● **Records to use**:

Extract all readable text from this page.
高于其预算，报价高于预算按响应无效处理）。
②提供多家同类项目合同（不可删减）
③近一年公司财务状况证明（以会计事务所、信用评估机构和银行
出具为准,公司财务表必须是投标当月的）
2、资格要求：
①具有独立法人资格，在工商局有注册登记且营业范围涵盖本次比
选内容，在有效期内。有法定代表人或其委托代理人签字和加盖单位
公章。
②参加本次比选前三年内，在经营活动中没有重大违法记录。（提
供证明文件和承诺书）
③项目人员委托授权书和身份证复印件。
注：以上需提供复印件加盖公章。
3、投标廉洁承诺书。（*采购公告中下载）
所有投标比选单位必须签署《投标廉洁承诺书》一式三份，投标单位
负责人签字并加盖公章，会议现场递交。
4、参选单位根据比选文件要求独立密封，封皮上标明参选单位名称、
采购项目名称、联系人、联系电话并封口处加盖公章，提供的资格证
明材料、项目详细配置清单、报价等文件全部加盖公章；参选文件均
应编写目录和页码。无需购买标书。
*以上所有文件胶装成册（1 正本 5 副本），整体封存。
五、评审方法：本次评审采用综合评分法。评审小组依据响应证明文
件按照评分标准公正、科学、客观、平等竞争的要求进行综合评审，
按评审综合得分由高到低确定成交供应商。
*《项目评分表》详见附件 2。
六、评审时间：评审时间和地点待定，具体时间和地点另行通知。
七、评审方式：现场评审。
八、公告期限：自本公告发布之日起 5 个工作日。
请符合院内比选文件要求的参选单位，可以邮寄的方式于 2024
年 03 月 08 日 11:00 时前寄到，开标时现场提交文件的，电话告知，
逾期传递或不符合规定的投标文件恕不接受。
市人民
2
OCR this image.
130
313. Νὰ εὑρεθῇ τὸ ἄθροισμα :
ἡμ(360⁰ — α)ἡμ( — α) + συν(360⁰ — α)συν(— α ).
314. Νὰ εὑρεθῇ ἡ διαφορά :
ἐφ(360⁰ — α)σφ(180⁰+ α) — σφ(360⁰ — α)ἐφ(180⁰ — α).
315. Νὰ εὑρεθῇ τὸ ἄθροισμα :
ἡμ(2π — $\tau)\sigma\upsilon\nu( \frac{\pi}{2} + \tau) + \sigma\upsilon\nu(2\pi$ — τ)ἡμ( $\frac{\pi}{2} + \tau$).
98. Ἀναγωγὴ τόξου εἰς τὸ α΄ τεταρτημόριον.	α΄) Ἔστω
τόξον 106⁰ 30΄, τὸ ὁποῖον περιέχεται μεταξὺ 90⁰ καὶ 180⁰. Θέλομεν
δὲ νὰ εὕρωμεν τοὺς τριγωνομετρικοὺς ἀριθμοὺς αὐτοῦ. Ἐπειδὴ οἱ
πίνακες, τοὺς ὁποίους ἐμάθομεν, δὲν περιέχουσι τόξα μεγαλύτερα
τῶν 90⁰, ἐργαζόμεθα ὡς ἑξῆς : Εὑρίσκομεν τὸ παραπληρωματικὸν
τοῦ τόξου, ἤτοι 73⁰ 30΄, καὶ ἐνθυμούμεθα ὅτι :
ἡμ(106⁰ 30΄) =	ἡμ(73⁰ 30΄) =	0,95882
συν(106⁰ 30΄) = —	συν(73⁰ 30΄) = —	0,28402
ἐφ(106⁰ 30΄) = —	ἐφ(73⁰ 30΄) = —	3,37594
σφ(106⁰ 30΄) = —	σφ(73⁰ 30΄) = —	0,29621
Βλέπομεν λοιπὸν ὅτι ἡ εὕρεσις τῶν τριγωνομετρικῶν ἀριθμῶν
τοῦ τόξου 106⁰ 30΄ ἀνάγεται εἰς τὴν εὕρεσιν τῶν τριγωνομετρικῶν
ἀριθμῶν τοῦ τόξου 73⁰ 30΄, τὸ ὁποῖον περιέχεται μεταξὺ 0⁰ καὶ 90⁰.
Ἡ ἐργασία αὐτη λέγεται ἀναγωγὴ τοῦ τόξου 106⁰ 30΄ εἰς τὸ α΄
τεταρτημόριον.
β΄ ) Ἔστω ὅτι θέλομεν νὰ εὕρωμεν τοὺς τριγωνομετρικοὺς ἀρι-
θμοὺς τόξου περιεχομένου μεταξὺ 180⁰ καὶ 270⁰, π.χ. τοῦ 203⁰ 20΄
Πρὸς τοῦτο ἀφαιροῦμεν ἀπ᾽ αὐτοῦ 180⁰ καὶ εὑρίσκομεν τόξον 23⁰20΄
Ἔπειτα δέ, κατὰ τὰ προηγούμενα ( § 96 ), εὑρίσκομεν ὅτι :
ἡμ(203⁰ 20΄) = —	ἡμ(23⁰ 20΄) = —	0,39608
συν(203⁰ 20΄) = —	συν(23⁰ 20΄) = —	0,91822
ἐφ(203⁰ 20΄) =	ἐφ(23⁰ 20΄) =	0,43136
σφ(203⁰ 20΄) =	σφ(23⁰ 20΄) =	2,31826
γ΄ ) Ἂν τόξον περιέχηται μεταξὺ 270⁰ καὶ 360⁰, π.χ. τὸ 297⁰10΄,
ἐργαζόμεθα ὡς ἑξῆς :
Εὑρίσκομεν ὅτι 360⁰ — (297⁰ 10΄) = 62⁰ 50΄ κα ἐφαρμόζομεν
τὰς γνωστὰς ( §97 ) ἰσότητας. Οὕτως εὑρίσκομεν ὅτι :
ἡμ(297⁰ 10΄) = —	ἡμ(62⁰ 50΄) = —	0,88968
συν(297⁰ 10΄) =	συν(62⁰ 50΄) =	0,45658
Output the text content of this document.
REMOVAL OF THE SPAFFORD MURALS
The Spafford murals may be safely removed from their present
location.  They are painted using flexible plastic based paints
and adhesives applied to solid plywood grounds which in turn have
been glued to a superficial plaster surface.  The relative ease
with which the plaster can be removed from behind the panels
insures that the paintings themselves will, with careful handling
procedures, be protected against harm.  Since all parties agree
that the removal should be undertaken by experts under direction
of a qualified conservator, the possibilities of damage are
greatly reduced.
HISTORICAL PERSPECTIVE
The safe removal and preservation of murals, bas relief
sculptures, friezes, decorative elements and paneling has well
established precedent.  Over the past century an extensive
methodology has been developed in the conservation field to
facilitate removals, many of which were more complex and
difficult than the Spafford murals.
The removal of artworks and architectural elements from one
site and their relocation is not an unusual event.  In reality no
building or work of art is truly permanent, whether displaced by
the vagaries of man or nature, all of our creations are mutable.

● **Task details**:
Retype all of the entries precisely as they are.

● **Completed exercise**:
Extract all readable text from this page.
高于其预算，报价高于预算按响应无效处理）。
②提供多家同类项目合同（不可删减）
③近一年公司财务状况证明（以会计事务所、信用评估机构和银行
出具为准,公司财务表必须是投标当月的）
2、资格要求：
①具有独立法人资格，在工商局有注册登记且营业范围涵盖本次比
选内容，在有效期内。有法定代表人或其委托代理人签字和加盖单位
公章。
②参加本次比选前三年内，在经营活动中没有重大违法记录。（提
供证明文件和承诺书）
③项目人员委托授权书和身份证复印件。
注：以上需提供复印件加盖公章。
3、投标廉洁承诺书。（*采购公告中下载）
所有投标比选单位必须签署《投标廉洁承诺书》一式三份，投标单位
负责人签字并加盖公章，会议现场递交。
4、参选单位根据比选文件要求独立密封，封皮上标明参选单位名称、
采购项目名称、联系人、联系电话并封口处加盖公章，提供的资格证
明材料、项目详细配置清单、报价等文件全部加盖公章；参选文件均
应编写目录和页码。无需购买标书。
*以上所有文件胶装成册（1 正本 5 副本），整体封存。
五、评审方法：本次评审采用综合评分法。评审小组依据响应证明文
件按照评分标准公正、科学、客观、平等竞争的要求进行综合评审，
按评审综合得分由高到低确定成交供应商。
*《项目评分表》详见附件 2。
六、评审时间：评审时间和地点待定，具体时间和地点另行通知。
七、评审方式：现场评审。
八、公告期限：自本公告发布之日起 5 个工作日。
请符合院内比选文件要求的参选单位，可以邮寄的方式于 2024
年 03 月 08 日 11:00 时前寄到，开标时现场提交文件的，电话告知，
逾期传递或不符合规定的投标文件恕不接受。
市人民
2
OCR this image.
130
313. Νὰ εὑρεθῇ τὸ ἄθροισμα :
ἡμ(360⁰ — α)ἡμ( — α) + συν(360⁰ — α)συν(— α ).
314. Νὰ εὑρεθῇ ἡ διαφορά :
ἐφ(360⁰ — α)σφ(180⁰+ α) — σφ(360⁰ — α)ἐφ(180⁰ — α).
315. Νὰ εὑρεθῇ τὸ ἄθροισμα :
ἡμ(2π — $\tau)\sigma\upsilon\nu( \frac{\pi}{2} + \tau) + \sigma\upsilon\nu(2\pi$ — τ)ἡμ( $\frac{\pi}{2} + \tau$).
98. Ἀναγωγὴ τόξου εἰς τὸ α΄ τεταρτημόριον.	α΄) Ἔστω
τόξον 106⁰ 30΄, τὸ ὁποῖον περιέχεται μεταξὺ 90⁰ καὶ 180⁰. Θέλομεν
δὲ νὰ εὕρωμεν τοὺς τριγωνομετρικοὺς ἀριθμοὺς αὐτοῦ. Ἐπειδὴ οἱ
πίνακες, τοὺς ὁποίους ἐμάθομεν, δὲν περιέχουσι τόξα μεγαλύτερα
τῶν 90⁰, ἐργαζόμεθα ὡς ἑξῆς : Εὑρίσκομεν τὸ παραπληρωματικὸν
τοῦ τόξου, ἤτοι 73⁰ 30΄, καὶ ἐνθυμούμεθα ὅτι :
ἡμ(106⁰ 30΄) =	ἡμ(73⁰ 30΄) =	0,95882
συν(106⁰ 30΄) = —	συν(73⁰ 30΄) = —	0,28402
ἐφ(106⁰ 30΄) = —	ἐφ(73⁰ 30΄) = —	3,37594
σφ(106⁰ 30΄) = —	σφ(73⁰ 30΄) = —	0,29621
Βλέπομεν λοιπὸν ὅτι ἡ εὕρεσις τῶν τριγωνομετρικῶν ἀριθμῶν
τοῦ τόξου 106⁰ 30΄ ἀνάγεται εἰς τὴν εὕρεσιν τῶν τριγωνομετρικῶν
ἀριθμῶν τοῦ τόξου 73⁰ 30΄, τὸ ὁποῖον περιέχεται μεταξὺ 0⁰ καὶ 90⁰.
Ἡ ἐργασία αὐτη λέγεται ἀναγωγὴ τοῦ τόξου 106⁰ 30΄ εἰς τὸ α΄
τεταρτημόριον.
β΄ ) Ἔστω ὅτι θέλομεν νὰ εὕρωμεν τοὺς τριγωνομετρικοὺς ἀρι-
θμοὺς τόξου περιεχομένου μεταξὺ 180⁰ καὶ 270⁰, π.χ. τοῦ 203⁰ 20΄
Πρὸς τοῦτο ἀφαιροῦμεν ἀπ᾽ αὐτοῦ 180⁰ καὶ εὑρίσκομεν τόξον 23⁰20΄
Ἔπειτα δέ, κατὰ τὰ προηγούμενα ( § 96 ), εὑρίσκομεν ὅτι :
ἡμ(203⁰ 20΄) = —	ἡμ(23⁰ 20΄) = —	0,39608
συν(203⁰ 20΄) = —	συν(23⁰ 20΄) = —	0,91822
ἐφ(203⁰ 20΄) =	ἐφ(23⁰ 20΄) =	0,43136
σφ(203⁰ 20΄) =	σφ(23⁰ 20΄) =	2,31826
γ΄ ) Ἂν τόξον περιέχηται μεταξὺ 270⁰ καὶ 360⁰, π.χ. τὸ 297⁰10΄,
ἐργαζόμεθα ὡς ἑξῆς :
Εὑρίσκομεν ὅτι 360⁰ — (297⁰ 10΄) = 62⁰ 50΄ κα ἐφαρμόζομεν
τὰς γνωστὰς ( §97 ) ἰσότητας. Οὕτως εὑρίσκομεν ὅτι :
ἡμ(297⁰ 10΄) = —	ἡμ(62⁰ 50΄) = —	0,88968
συν(297⁰ 10΄) =	συν(62⁰ 50΄) =	0,45658
Output the text content of this document.
REMOVAL OF THE SPAFFORD MURALS
The Spafford murals may be safely removed from their present
location.  They are painted using flexible plastic based paints
and adhesives applied to solid plywood grounds which in turn have
been glued to a superficial plaster surface.  The relative ease
with which the plaster can be removed from behind the panels
insures that the paintings themselves will, with careful handling
procedures, be protected against harm.  Since all parties agree
that the removal should be undertaken by experts under direction
of a qualified conservator, the possibilities of damage are
greatly reduced.
HISTORICAL PERSPECTIVE
The safe removal and preservation of murals, bas relief
sculptures, friezes, decorative elements and paneling has well
established precedent.  Over the past century an extensive
methodology has been developed in the conservation field to
facilitate removals, many of which were more complex and
difficult than the Spafford murals.
The removal of artworks and architectural elements from one
site and their relocation is not an unusual event.  In reality no
building or work of art is truly permanent, whether displaced by
the vagaries of man or nature, all of our creations are mutable.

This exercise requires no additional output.